____ Provided information
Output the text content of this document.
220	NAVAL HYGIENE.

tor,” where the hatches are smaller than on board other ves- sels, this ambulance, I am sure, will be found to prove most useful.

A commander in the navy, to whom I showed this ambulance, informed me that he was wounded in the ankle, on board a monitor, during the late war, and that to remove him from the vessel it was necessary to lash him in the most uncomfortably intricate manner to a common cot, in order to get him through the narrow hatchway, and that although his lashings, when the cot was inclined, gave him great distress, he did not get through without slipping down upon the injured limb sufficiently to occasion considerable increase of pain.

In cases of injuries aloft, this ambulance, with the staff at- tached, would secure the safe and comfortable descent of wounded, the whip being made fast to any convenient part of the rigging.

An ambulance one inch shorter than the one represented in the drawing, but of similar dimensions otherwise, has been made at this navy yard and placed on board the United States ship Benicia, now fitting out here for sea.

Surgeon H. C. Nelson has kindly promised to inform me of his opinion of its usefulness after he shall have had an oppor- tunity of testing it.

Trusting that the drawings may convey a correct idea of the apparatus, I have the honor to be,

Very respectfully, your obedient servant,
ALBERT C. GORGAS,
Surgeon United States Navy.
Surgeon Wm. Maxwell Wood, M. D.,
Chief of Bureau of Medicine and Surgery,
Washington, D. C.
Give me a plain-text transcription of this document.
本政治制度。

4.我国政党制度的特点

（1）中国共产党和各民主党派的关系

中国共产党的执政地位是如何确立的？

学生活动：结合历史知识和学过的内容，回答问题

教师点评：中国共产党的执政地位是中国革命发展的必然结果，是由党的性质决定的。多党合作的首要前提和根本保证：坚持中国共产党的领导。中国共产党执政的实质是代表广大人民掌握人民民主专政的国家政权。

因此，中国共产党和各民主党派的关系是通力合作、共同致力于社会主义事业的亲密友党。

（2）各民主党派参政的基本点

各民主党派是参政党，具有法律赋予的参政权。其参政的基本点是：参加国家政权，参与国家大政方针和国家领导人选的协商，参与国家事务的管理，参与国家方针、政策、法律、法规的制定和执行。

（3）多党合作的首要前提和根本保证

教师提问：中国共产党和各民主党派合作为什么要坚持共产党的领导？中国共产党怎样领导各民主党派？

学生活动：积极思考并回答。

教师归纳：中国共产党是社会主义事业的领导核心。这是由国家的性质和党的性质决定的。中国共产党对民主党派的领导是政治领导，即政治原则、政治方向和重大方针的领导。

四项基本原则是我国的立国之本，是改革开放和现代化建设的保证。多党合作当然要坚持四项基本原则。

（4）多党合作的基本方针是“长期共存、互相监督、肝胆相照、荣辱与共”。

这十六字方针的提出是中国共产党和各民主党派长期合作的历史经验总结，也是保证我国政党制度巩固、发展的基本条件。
________
*Written instruction*.
Give the number of lines above that hold the word "have", and nothing more.

*Exercise output*.
2